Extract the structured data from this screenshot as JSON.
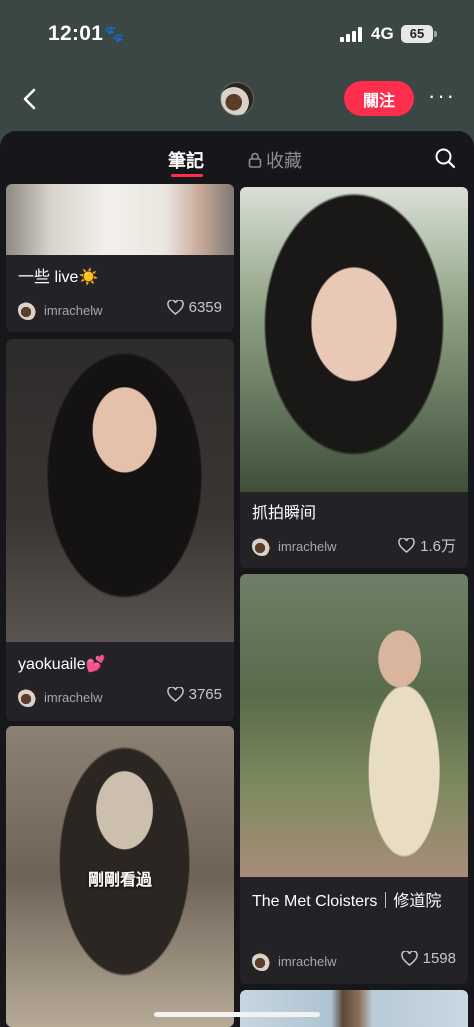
{
  "status": {
    "time": "12:01",
    "network": "4G",
    "battery": "65"
  },
  "nav": {
    "follow_label": "關注",
    "more_label": "···"
  },
  "tabs": {
    "notes": "筆記",
    "favorites": "收藏"
  },
  "cards": [
    {
      "title": "一些 live☀️",
      "author": "imrachelw",
      "likes": "6359"
    },
    {
      "title": "抓拍瞬间",
      "author": "imrachelw",
      "likes": "1.6万"
    },
    {
      "title": "yaokuaile💕",
      "author": "imrachelw",
      "likes": "3765"
    },
    {
      "title": "The Met Cloisters｜修道院",
      "author": "imrachelw",
      "likes": "1598"
    },
    {
      "overlay": "剛剛看過"
    }
  ],
  "colors": {
    "accent": "#ff2e4d",
    "background": "#17171b",
    "card": "#222227",
    "header": "#3b4744"
  }
}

§ §

Goal: Leaving the pictures aside, transcribe the entire listing exactly.

Expected answer:
Extract the structured data from this screenshot as JSON.
{
  "status": {
    "time": "12:01",
    "network": "4G",
    "battery": "65"
  },
  "nav": {
    "follow_label": "關注",
    "more_label": "···"
  },
  "tabs": {
    "notes": "筆記",
    "favorites": "收藏"
  },
  "cards": [
    {
      "title": "一些 live☀️",
      "author": "imrachelw",
      "likes": "6359"
    },
    {
      "title": "抓拍瞬间",
      "author": "imrachelw",
      "likes": "1.6万"
    },
    {
      "title": "yaokuaile💕",
      "author": "imrachelw",
      "likes": "3765"
    },
    {
      "title": "The Met Cloisters｜修道院",
      "author": "imrachelw",
      "likes": "1598"
    },
    {
      "overlay": "剛剛看過"
    }
  ],
  "colors": {
    "accent": "#ff2e4d",
    "background": "#17171b",
    "card": "#222227",
    "header": "#3b4744"
  }
}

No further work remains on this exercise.